◆ What you will do ◆
Select lines where the word "intereses" appears.

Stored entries
^^^^

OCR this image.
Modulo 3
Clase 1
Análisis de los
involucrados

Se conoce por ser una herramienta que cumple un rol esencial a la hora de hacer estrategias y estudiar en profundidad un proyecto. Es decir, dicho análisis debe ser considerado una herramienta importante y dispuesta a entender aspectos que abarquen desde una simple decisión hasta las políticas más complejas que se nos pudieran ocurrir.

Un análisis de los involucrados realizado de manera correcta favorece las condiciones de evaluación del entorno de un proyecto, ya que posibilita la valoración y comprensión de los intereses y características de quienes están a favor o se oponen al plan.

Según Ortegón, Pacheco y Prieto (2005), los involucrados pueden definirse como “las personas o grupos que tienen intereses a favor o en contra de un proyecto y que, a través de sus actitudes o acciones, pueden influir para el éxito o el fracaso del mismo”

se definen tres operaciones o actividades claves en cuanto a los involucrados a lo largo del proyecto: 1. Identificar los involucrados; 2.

^^^^

◆ Output of the exercise ◆
Un análisis de los involucrados realizado de manera correcta favorece las condiciones de evaluación del entorno de un proyecto, ya que posibilita la valoración y comprensión de los intereses y características de quienes están a favor o se oponen al plan.
Según Ortegón, Pacheco y Prieto (2005), los involucrados pueden definirse como “las personas o grupos que tienen intereses a favor o en contra de un proyecto y que, a través de sus actitudes o acciones, pueden influir para el éxito o el fracaso del mismo”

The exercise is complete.